From the material below, list every line containing "title".

:: DATA FOR THIS EXERCISE ::
* begin *
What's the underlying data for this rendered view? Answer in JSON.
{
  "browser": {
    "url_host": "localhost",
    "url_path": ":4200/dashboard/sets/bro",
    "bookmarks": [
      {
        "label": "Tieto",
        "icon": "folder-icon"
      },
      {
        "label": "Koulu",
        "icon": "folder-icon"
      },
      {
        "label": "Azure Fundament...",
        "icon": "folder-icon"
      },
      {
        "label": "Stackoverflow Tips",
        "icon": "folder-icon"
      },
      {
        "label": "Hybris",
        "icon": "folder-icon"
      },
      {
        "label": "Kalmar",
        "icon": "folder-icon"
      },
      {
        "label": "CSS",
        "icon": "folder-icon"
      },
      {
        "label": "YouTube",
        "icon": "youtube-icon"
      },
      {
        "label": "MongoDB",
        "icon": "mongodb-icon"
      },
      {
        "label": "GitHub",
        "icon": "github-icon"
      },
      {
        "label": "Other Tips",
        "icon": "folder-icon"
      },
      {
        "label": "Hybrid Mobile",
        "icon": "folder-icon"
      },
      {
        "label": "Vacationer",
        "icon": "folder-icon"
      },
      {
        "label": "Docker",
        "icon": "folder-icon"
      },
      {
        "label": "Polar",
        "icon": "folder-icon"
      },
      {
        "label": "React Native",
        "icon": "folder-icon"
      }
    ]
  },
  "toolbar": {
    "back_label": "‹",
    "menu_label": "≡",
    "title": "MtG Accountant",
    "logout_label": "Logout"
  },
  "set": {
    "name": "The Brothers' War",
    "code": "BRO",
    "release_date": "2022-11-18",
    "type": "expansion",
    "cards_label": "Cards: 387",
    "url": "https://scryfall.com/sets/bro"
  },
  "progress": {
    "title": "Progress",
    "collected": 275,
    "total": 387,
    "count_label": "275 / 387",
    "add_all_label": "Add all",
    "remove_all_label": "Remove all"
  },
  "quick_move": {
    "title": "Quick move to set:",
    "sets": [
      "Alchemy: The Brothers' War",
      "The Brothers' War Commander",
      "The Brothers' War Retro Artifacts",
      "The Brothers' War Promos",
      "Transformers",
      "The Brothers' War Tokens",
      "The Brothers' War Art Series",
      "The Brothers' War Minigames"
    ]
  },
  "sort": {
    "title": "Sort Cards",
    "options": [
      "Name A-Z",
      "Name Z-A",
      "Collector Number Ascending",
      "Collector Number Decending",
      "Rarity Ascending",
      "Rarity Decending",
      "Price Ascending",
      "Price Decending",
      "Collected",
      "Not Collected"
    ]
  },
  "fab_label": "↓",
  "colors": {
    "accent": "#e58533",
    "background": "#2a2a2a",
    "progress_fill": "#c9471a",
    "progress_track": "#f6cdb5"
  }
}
* end *
:: FINAL RESULT ::
    "title": "MtG Accountant",
    "title": "Progress",
    "title": "Quick move to set:",
    "title": "Sort Cards",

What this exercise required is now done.